---- Data shown

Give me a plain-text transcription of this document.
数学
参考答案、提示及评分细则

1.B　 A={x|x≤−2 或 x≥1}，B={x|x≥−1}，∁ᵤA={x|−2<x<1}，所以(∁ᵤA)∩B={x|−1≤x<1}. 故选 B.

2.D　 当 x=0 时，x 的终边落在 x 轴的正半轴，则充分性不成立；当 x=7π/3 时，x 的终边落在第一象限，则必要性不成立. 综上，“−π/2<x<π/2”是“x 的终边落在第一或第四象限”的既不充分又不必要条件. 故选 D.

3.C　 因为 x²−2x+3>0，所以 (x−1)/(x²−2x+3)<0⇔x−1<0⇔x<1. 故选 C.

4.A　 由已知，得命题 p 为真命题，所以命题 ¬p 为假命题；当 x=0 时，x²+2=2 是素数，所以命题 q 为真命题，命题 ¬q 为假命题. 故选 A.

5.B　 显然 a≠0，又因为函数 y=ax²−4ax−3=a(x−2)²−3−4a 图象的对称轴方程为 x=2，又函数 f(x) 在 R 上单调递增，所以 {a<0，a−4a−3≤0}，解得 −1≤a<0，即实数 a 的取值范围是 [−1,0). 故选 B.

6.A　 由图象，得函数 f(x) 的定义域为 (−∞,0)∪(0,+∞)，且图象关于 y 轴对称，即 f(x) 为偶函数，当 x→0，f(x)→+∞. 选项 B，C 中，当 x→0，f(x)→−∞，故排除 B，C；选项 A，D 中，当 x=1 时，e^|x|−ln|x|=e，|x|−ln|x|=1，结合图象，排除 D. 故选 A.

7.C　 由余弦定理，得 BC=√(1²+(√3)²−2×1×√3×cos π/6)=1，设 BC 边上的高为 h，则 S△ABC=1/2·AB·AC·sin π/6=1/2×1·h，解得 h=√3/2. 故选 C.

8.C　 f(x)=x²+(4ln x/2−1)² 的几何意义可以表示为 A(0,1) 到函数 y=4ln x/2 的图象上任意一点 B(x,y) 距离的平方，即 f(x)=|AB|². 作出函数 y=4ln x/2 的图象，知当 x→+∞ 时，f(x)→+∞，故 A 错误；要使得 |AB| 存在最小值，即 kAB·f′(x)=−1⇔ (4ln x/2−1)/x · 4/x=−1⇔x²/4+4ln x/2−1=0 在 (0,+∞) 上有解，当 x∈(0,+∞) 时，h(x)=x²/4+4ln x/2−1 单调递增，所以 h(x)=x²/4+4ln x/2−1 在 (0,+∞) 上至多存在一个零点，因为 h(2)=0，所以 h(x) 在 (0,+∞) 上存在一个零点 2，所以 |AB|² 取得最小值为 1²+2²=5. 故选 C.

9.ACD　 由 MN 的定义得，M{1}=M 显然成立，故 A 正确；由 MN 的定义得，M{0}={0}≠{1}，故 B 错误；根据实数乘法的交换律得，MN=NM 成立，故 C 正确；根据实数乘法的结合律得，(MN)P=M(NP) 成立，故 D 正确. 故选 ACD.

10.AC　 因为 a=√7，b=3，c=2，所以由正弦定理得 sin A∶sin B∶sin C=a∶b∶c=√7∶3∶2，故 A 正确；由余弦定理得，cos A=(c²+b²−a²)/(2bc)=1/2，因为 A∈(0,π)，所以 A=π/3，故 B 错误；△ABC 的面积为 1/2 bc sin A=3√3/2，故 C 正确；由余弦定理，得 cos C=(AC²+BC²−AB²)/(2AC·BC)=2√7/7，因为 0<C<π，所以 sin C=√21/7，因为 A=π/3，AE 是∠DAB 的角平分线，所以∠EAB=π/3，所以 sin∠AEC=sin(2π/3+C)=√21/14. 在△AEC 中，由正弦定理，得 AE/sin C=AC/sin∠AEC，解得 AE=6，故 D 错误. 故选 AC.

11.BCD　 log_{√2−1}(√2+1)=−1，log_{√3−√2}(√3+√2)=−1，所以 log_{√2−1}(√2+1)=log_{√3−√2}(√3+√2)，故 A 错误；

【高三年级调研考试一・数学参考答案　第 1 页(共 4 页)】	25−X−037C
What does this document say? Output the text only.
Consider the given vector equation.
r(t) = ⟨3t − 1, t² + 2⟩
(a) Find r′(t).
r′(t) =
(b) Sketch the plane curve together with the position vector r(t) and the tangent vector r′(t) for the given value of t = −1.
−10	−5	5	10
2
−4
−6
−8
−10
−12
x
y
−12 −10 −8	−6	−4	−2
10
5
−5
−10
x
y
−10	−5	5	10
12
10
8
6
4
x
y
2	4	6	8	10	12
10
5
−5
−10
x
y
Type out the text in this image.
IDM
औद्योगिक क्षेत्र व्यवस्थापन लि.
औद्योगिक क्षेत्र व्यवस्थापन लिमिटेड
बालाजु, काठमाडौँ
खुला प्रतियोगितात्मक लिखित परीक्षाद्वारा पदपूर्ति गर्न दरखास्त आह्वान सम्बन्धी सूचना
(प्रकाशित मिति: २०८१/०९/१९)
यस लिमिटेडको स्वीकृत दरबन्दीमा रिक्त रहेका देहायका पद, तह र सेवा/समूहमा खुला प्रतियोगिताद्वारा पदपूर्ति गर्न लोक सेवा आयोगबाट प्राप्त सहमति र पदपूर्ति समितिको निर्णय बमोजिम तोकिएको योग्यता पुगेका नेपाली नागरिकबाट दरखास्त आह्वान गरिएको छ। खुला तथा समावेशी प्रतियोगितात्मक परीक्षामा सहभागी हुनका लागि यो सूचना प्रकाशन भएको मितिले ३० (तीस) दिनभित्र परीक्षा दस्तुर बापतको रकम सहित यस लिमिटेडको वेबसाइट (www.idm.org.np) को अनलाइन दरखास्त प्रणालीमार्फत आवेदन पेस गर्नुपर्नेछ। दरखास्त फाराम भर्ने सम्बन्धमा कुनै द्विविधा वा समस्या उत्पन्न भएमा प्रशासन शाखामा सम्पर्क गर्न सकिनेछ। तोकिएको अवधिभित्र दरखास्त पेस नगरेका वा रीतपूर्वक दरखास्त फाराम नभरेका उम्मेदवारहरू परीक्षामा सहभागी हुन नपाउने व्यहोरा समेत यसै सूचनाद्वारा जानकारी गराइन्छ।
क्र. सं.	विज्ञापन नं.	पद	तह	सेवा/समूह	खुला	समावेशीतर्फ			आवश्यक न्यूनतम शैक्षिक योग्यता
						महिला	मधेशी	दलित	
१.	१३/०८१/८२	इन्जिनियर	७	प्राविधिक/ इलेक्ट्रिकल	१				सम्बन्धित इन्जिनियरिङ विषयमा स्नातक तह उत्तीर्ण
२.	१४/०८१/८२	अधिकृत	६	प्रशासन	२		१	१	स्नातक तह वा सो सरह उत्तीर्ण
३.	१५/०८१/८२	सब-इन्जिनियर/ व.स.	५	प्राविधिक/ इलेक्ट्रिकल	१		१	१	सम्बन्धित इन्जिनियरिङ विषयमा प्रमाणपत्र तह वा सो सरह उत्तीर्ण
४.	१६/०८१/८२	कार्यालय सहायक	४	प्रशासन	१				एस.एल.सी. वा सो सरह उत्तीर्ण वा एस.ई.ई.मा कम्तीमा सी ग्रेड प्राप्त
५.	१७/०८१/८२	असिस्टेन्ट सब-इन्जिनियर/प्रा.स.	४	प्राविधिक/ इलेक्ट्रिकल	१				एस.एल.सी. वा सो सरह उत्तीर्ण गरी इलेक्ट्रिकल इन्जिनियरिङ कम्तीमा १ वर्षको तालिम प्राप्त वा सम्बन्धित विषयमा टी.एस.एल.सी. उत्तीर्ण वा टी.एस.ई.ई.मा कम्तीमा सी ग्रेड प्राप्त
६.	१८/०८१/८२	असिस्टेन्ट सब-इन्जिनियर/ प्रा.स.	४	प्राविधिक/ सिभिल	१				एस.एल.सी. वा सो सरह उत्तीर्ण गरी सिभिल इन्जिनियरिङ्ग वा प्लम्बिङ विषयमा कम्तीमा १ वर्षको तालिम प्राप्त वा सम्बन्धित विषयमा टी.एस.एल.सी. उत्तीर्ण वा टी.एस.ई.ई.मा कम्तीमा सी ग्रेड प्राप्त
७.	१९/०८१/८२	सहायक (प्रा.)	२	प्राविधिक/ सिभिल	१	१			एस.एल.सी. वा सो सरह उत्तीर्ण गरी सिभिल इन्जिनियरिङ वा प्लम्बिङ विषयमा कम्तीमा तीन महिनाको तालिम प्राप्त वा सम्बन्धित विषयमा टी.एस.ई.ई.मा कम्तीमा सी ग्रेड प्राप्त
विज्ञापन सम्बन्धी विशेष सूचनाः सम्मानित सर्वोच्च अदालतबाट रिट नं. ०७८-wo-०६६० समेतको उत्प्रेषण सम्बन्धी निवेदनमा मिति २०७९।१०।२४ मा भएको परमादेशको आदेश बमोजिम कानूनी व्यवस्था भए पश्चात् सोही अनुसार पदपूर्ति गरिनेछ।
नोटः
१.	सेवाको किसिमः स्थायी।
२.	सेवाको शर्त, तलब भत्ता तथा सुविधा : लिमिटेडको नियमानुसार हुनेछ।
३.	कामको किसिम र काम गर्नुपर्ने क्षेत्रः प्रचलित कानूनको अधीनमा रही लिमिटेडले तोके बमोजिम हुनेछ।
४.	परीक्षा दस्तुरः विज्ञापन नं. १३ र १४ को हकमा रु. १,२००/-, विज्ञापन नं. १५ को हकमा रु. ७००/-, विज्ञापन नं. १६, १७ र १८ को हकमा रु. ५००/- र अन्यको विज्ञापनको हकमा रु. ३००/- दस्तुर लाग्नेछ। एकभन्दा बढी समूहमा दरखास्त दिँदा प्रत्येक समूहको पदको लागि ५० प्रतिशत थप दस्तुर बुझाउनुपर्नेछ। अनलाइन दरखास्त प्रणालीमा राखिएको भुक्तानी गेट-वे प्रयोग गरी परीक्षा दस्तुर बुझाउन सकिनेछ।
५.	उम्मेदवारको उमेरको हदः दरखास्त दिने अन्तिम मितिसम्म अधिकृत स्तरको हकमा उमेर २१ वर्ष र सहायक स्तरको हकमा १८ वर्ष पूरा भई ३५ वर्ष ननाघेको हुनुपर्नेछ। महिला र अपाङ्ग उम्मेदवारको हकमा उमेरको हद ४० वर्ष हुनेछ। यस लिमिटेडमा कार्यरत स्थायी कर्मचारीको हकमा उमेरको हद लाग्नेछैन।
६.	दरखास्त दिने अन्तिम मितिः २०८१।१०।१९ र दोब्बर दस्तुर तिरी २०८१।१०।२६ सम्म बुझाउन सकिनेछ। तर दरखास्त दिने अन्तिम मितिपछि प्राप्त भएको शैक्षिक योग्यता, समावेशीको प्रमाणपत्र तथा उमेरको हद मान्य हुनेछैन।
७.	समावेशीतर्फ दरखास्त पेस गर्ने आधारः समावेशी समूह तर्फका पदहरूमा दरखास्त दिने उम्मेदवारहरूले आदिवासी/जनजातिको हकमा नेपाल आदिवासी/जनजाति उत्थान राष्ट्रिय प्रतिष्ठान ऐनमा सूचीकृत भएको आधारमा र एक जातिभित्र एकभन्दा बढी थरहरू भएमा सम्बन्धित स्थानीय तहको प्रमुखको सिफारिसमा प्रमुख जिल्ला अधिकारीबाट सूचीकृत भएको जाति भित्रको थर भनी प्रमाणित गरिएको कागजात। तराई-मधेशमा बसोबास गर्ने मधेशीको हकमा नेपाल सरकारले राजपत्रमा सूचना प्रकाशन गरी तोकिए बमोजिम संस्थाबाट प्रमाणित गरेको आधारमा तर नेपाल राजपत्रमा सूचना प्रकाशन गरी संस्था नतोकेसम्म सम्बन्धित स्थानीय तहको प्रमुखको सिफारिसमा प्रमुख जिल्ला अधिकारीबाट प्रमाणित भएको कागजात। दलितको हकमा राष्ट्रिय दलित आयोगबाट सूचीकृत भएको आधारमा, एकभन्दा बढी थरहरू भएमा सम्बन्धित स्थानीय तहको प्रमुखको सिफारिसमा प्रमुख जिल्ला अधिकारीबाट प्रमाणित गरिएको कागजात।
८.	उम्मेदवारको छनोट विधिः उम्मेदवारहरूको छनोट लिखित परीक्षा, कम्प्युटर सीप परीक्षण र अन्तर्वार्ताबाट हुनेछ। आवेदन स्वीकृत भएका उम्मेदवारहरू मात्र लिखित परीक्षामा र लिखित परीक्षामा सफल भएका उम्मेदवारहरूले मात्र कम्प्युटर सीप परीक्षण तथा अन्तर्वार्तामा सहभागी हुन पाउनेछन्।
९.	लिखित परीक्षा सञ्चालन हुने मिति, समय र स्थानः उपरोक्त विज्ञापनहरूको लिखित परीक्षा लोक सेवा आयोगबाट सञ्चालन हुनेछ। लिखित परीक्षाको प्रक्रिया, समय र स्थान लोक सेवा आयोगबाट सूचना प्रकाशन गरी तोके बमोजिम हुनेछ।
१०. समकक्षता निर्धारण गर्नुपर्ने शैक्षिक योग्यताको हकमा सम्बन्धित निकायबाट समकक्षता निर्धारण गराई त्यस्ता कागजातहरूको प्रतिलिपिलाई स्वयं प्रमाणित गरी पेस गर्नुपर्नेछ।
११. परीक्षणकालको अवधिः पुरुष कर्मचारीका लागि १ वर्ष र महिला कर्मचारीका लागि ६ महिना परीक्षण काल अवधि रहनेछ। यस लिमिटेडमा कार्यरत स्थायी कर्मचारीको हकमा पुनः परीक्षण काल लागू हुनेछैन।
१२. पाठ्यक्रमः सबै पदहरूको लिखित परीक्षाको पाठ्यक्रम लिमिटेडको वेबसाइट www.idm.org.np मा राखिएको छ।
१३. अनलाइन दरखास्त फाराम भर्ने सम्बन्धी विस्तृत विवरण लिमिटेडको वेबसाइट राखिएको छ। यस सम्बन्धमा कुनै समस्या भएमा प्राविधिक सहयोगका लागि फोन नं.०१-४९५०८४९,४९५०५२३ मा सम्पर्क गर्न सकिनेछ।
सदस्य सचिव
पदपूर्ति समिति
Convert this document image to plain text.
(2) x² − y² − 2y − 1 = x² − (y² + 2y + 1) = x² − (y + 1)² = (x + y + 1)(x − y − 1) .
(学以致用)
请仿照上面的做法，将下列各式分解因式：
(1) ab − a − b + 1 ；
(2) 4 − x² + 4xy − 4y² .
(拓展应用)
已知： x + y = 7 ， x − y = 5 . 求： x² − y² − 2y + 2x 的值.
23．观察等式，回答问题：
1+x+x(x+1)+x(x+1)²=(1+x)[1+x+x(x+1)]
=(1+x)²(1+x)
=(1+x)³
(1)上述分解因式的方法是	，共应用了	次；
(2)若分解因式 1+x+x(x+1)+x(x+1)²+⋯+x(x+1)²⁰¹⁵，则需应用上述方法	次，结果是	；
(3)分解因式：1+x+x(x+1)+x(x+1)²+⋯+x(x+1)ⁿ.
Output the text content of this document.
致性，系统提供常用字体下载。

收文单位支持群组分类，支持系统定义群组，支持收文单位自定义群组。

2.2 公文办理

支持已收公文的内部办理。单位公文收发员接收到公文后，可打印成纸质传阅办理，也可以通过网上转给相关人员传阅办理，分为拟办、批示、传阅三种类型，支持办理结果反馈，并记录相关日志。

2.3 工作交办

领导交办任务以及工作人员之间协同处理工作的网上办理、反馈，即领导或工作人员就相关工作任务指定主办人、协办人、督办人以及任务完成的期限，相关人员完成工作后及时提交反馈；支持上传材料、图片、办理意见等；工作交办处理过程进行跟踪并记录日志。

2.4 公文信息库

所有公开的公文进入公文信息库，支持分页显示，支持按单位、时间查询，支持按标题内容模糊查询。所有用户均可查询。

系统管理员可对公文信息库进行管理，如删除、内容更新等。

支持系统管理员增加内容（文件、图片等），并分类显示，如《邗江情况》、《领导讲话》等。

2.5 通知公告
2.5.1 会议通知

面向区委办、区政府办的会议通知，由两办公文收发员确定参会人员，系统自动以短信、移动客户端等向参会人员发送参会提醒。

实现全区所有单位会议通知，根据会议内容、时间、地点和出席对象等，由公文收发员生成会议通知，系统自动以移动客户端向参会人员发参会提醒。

--------

Requirements.
In the records above, locate each line with the word "text". Copy all such lines.

Response for this exercise.
Give me a plain-text transcription of this document.
What does this document say? Output the text only.
Type out the text in this image.
Convert this document image to plain text.
Output the text content of this document.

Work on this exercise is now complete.